▶ _Поставленная задача 1_:
Перепишите без изменений строки всех записей об элементах макета, опустив отметки о картинках.

▶ _Фрагмент документа_:
━━━━

Сокровище Бастидаса произвело впечатление{882}, но потерь это не компенсировало.

Несмотря на дурное начало, правление Овандо на Эспаньоле начало обретать очертания. Он отправил преступников назад в Испанию. Исчезновение Рольдана и его соратников сильно облегчили ему жизнь. Овандо немедленно принялся заново отстраивать Санто-Доминго на западном, а не на восточном берегу реки Осамы, где этот город с тех пор и стоит и где в его честь установлена прекрасная статуя. Он составил план (la traza) новой столицы, возвел там крепость и возвел двенадцать каменных домов. Он также ввел новый налог вдобавок к тому, что выплачивался с 1498 года, – в унцию на каждые три добытых унции золота, что было особенно непопулярно среди колонистов, полностью посвятивших себя старательству. Это совпало с ростом цен как на продовольствие, так и на инструменты, вызванным внезапным перебоем связи с Кастилией.

━━━━

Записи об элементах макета
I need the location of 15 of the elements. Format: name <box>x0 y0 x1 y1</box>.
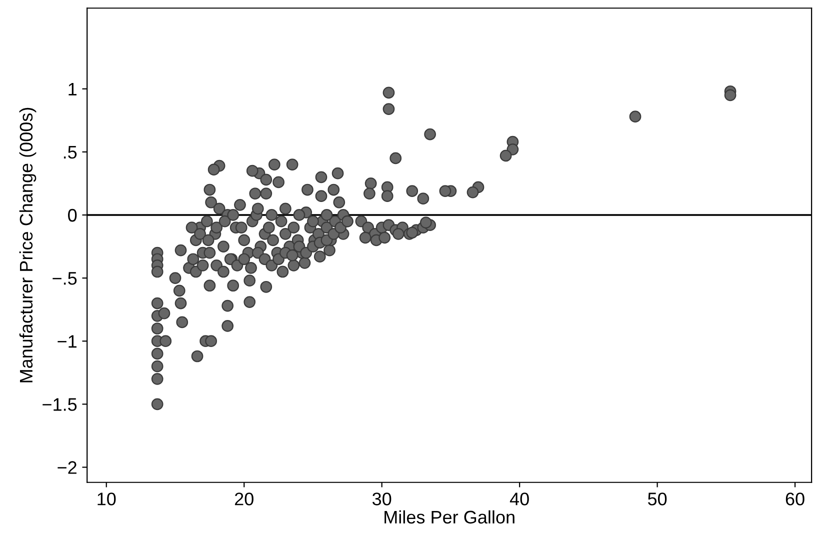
x-tick-label: 40 <box>510 492 529 506</box>
x-tick-label: 50 <box>648 492 667 506</box>
y-tick-label: −.5 <box>52 272 77 285</box>
y-tick-label: −2 <box>58 461 76 474</box>
x-tick-label: 10 <box>98 492 116 506</box>
y-tick-label: −1 <box>58 335 76 348</box>
x-axis-title: Miles Per Gallon <box>384 510 514 524</box>
y-tick-label: −1.5 <box>42 398 77 411</box>
x-tick-label: 30 <box>372 492 392 506</box>
y-tick-label: 0 <box>68 208 77 222</box>
x-tick-label: 60 <box>786 492 804 506</box>
y-tick-label: 1 <box>68 82 76 96</box>
x-tick-label: 20 <box>234 492 254 506</box>
y-tick-label: .5 <box>64 146 77 159</box>
y-axis-title: Manufacturer Price Change (000s) <box>19 108 36 382</box>
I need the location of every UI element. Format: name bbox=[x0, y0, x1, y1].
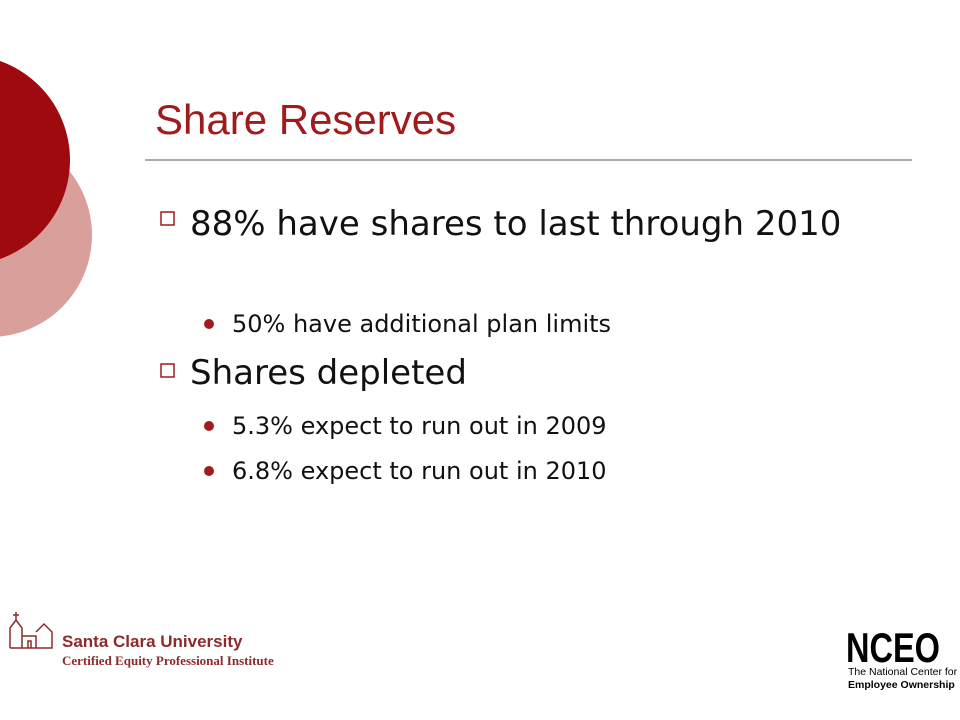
sub-bullet-text: 50% have additional plan limits bbox=[232, 310, 611, 338]
scu-subtitle: Certified Equity Professional Institute bbox=[62, 653, 274, 668]
decor-circle-dark bbox=[0, 61, 70, 259]
bullet-marker bbox=[160, 211, 175, 226]
bullet-marker bbox=[160, 363, 175, 378]
nceo-mark: NCEO bbox=[846, 624, 940, 671]
sub-bullet-marker bbox=[204, 466, 214, 476]
sub-bullet-text: 5.3% expect to run out in 2009 bbox=[232, 412, 607, 440]
slide-title: Share Reserves bbox=[155, 96, 456, 143]
scu-logo bbox=[9, 612, 53, 649]
sub-bullet-marker bbox=[204, 421, 214, 431]
sub-bullet-marker bbox=[204, 319, 214, 329]
nceo-line: The National Center for bbox=[848, 666, 958, 678]
bullet-text: Shares depleted bbox=[190, 353, 467, 393]
scu-name: Santa Clara University bbox=[62, 632, 243, 651]
sub-bullet-text: 6.8% expect to run out in 2010 bbox=[232, 457, 607, 485]
bullet-text: 88% have shares to last through 2010 bbox=[190, 204, 841, 244]
nceo-line: Employee Ownership bbox=[848, 679, 955, 691]
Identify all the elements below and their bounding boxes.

━━━━

▶ _Поставленная задача 2_:
Воспроизведите слово в слово весь фрагмент о правлении Овандо на Эспаньоле.

▶ _Ответ 1_:
I need the location of 15 of the elements. Format: name <box>x0 y0 x1 y1</box>.
x-tick-label: 40 <box>510 492 529 506</box>
x-tick-label: 50 <box>648 492 667 506</box>
y-tick-label: −.5 <box>52 272 77 285</box>
y-tick-label: −2 <box>58 461 76 474</box>
x-tick-label: 10 <box>98 492 116 506</box>
y-tick-label: −1 <box>58 335 76 348</box>
x-axis-title: Miles Per Gallon <box>384 510 514 524</box>
y-tick-label: −1.5 <box>42 398 77 411</box>
x-tick-label: 30 <box>372 492 392 506</box>
y-tick-label: 0 <box>68 208 77 222</box>
x-tick-label: 60 <box>786 492 804 506</box>
y-tick-label: 1 <box>68 82 76 96</box>
x-tick-label: 20 <box>234 492 254 506</box>
y-tick-label: .5 <box>64 146 77 159</box>
y-axis-title: Manufacturer Price Change (000s) <box>19 108 36 382</box>
I need the location of every UI element. Format: name bbox=[x0, y0, x1, y1].
sub-bullet-text: 50% have additional plan limits bbox=[232, 310, 611, 338]
scu-subtitle: Certified Equity Professional Institute bbox=[62, 653, 274, 668]
decor-circle-dark bbox=[0, 61, 70, 259]
bullet-marker bbox=[160, 211, 175, 226]
bullet-marker bbox=[160, 363, 175, 378]
nceo-mark: NCEO bbox=[846, 624, 940, 671]
sub-bullet-marker bbox=[204, 466, 214, 476]
sub-bullet-text: 5.3% expect to run out in 2009 bbox=[232, 412, 607, 440]
slide-title: Share Reserves bbox=[155, 96, 456, 143]
scu-logo bbox=[9, 612, 53, 649]
sub-bullet-marker bbox=[204, 421, 214, 431]
sub-bullet-marker bbox=[204, 319, 214, 329]
nceo-line: The National Center for bbox=[848, 666, 958, 678]
bullet-text: Shares depleted bbox=[190, 353, 467, 393]
scu-name: Santa Clara University bbox=[62, 632, 243, 651]
sub-bullet-text: 6.8% expect to run out in 2010 bbox=[232, 457, 607, 485]
bullet-text: 88% have shares to last through 2010 bbox=[190, 204, 841, 244]
nceo-line: Employee Ownership bbox=[848, 679, 955, 691]
Identify all the elements below and their bounding boxes.

▶ _Ответ 2_:
Сокровище Бастидаса произвело впечатление{882}, но потерь это не компенсировало.

Несмотря на дурное начало, правление Овандо на Эспаньоле начало обретать очертания. Он отправил преступников назад в Испанию. Исчезновение Рольдана и его соратников сильно облегчили ему жизнь. Овандо немедленно принялся заново отстраивать Санто-Доминго на западном, а не на восточном берегу реки Осамы, где этот город с тех пор и стоит и где в его честь установлена прекрасная статуя. Он составил план (la traza) новой столицы, возвел там крепость и возвел двенадцать каменных домов. Он также ввел новый налог вдобавок к тому, что выплачивался с 1498 года, – в унцию на каждые три добытых унции золота, что было особенно непопулярно среди колонистов, полностью посвятивших себя старательству. Это совпало с ростом цен как на продовольствие, так и на инструменты, вызванным внезапным перебоем связи с Кастилией.